# What the task requires:
Please quote the material exactly, every line of it.

#### Excerpted data ####

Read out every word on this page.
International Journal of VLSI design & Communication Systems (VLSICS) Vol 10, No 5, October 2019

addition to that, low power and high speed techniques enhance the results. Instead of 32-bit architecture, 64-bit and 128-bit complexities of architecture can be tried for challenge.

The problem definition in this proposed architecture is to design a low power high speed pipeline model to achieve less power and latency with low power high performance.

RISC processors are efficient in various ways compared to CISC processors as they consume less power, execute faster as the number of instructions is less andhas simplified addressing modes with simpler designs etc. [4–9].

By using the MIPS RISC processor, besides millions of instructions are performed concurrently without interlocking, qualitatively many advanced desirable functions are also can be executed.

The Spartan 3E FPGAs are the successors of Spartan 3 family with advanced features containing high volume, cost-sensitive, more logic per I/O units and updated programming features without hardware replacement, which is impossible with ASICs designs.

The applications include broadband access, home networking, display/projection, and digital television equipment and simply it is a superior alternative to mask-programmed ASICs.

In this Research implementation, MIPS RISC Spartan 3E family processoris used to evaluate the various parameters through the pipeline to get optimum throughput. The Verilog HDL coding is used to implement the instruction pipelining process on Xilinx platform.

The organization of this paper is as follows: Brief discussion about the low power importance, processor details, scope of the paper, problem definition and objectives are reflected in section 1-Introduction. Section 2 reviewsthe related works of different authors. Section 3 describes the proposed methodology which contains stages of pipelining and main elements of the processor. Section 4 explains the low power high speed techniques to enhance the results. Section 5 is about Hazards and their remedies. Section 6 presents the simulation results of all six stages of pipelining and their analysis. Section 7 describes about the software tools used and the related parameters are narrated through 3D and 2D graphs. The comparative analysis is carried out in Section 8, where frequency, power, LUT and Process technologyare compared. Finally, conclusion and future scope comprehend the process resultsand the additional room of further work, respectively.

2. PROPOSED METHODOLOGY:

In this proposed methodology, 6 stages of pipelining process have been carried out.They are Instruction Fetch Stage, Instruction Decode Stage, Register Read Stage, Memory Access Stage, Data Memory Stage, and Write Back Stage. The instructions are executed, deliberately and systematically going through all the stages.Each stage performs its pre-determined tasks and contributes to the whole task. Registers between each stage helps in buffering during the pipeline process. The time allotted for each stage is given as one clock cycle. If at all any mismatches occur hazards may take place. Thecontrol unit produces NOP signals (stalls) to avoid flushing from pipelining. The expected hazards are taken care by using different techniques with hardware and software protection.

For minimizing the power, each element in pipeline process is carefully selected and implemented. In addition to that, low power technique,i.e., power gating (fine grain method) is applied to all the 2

####

# Final result:
Read out every word on this page.
International Journal of VLSI design & Communication Systems (VLSICS) Vol 10, No 5, October 2019

addition to that, low power and high speed techniques enhance the results. Instead of 32-bit architecture, 64-bit and 128-bit complexities of architecture can be tried for challenge.

The problem definition in this proposed architecture is to design a low power high speed pipeline model to achieve less power and latency with low power high performance.

RISC processors are efficient in various ways compared to CISC processors as they consume less power, execute faster as the number of instructions is less andhas simplified addressing modes with simpler designs etc. [4–9].

By using the MIPS RISC processor, besides millions of instructions are performed concurrently without interlocking, qualitatively many advanced desirable functions are also can be executed.

The Spartan 3E FPGAs are the successors of Spartan 3 family with advanced features containing high volume, cost-sensitive, more logic per I/O units and updated programming features without hardware replacement, which is impossible with ASICs designs.

The applications include broadband access, home networking, display/projection, and digital television equipment and simply it is a superior alternative to mask-programmed ASICs.

In this Research implementation, MIPS RISC Spartan 3E family processoris used to evaluate the various parameters through the pipeline to get optimum throughput. The Verilog HDL coding is used to implement the instruction pipelining process on Xilinx platform.

The organization of this paper is as follows: Brief discussion about the low power importance, processor details, scope of the paper, problem definition and objectives are reflected in section 1-Introduction. Section 2 reviewsthe related works of different authors. Section 3 describes the proposed methodology which contains stages of pipelining and main elements of the processor. Section 4 explains the low power high speed techniques to enhance the results. Section 5 is about Hazards and their remedies. Section 6 presents the simulation results of all six stages of pipelining and their analysis. Section 7 describes about the software tools used and the related parameters are narrated through 3D and 2D graphs. The comparative analysis is carried out in Section 8, where frequency, power, LUT and Process technologyare compared. Finally, conclusion and future scope comprehend the process resultsand the additional room of further work, respectively.

2. PROPOSED METHODOLOGY:

In this proposed methodology, 6 stages of pipelining process have been carried out.They are Instruction Fetch Stage, Instruction Decode Stage, Register Read Stage, Memory Access Stage, Data Memory Stage, and Write Back Stage. The instructions are executed, deliberately and systematically going through all the stages.Each stage performs its pre-determined tasks and contributes to the whole task. Registers between each stage helps in buffering during the pipeline process. The time allotted for each stage is given as one clock cycle. If at all any mismatches occur hazards may take place. Thecontrol unit produces NOP signals (stalls) to avoid flushing from pipelining. The expected hazards are taken care by using different techniques with hardware and software protection.

For minimizing the power, each element in pipeline process is carefully selected and implemented. In addition to that, low power technique,i.e., power gating (fine grain method) is applied to all the 2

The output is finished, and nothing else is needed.